## MATERIAL SUPPLIED
***

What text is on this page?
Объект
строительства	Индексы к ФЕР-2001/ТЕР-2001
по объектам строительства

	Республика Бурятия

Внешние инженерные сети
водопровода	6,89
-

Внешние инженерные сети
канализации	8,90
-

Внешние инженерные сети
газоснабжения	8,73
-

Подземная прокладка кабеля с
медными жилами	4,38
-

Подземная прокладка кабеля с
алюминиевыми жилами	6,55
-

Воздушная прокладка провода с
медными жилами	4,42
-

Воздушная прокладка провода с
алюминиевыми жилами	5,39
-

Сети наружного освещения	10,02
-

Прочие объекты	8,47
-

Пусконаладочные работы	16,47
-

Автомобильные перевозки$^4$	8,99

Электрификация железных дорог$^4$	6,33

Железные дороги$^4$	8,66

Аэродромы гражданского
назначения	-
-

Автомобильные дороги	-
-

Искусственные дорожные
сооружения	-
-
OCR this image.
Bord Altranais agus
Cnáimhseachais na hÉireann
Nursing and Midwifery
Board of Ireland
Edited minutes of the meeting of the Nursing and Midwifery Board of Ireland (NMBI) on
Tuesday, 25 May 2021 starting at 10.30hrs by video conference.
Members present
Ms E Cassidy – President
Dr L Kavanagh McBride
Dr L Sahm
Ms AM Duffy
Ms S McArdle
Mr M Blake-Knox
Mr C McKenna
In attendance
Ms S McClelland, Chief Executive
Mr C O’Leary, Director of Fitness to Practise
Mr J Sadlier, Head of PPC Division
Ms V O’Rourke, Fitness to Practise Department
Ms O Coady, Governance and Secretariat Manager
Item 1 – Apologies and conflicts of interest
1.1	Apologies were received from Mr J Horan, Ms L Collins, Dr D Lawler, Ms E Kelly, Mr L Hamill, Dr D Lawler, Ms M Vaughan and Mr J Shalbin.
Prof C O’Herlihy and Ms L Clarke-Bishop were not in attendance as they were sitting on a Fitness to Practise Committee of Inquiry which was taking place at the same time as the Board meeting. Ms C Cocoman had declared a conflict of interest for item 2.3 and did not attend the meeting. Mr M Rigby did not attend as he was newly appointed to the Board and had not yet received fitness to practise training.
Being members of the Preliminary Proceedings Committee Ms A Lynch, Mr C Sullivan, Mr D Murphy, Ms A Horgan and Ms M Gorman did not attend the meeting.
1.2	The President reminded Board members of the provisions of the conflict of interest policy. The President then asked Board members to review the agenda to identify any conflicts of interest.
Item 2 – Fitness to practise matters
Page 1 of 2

***

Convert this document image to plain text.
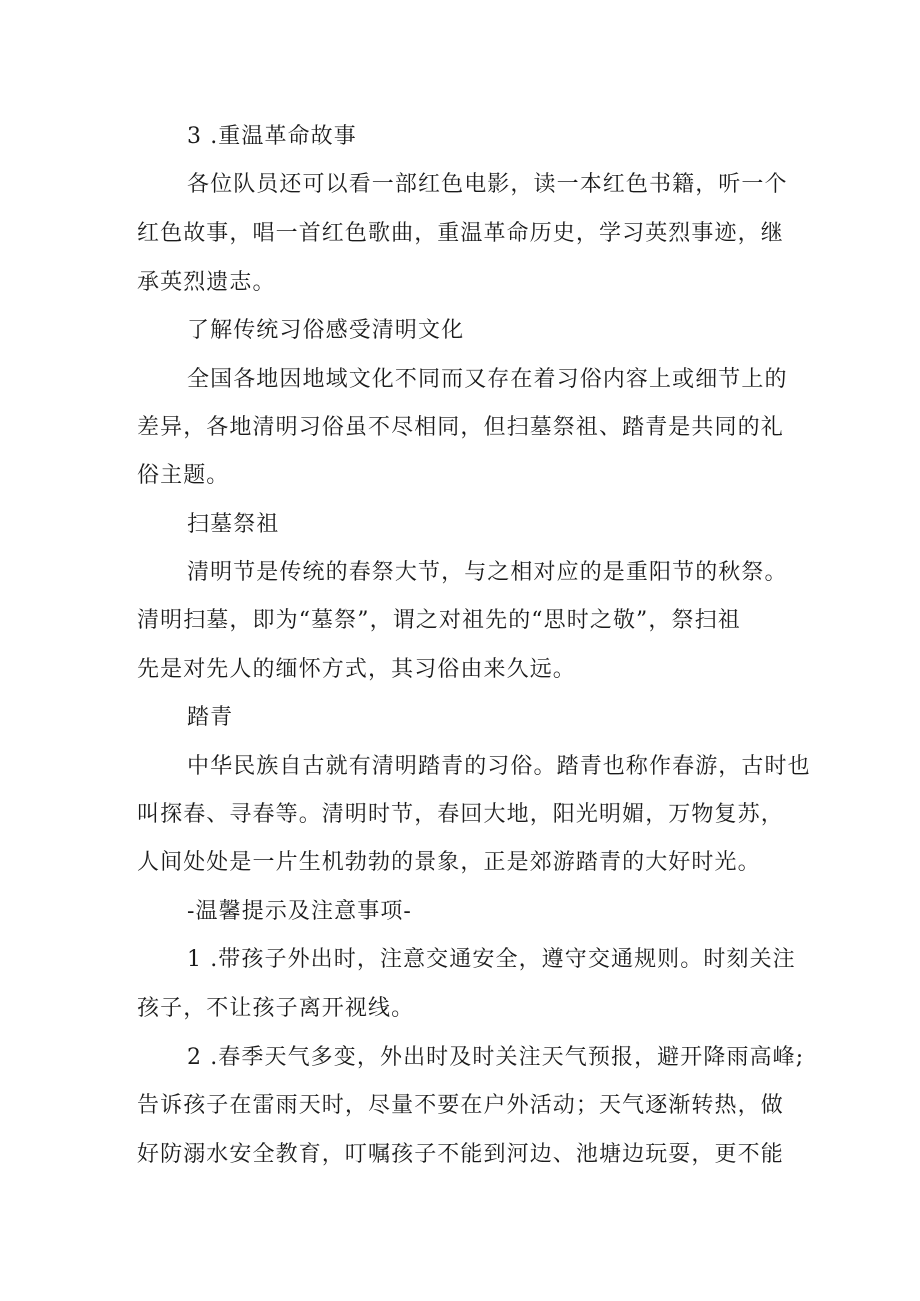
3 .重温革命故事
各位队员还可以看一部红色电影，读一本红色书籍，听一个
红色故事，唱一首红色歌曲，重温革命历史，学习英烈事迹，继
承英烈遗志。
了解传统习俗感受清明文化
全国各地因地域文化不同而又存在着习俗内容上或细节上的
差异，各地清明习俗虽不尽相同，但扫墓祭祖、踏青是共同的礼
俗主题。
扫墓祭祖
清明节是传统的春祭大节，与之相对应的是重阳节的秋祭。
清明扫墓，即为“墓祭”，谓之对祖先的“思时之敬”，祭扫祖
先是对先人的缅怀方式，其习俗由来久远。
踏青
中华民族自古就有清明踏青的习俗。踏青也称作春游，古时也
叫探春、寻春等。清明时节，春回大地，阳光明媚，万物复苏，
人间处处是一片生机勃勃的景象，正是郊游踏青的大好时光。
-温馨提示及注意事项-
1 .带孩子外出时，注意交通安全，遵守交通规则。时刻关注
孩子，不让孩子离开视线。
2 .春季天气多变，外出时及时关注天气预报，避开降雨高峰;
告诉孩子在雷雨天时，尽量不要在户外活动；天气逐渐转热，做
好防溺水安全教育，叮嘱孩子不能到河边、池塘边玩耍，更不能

***

## WHAT THE TASK ASKS
Single out each line of the records above with the string "image" in it, and copy it.

## SOLVED PROBLEM
OCR this image.
Convert this document image to plain text.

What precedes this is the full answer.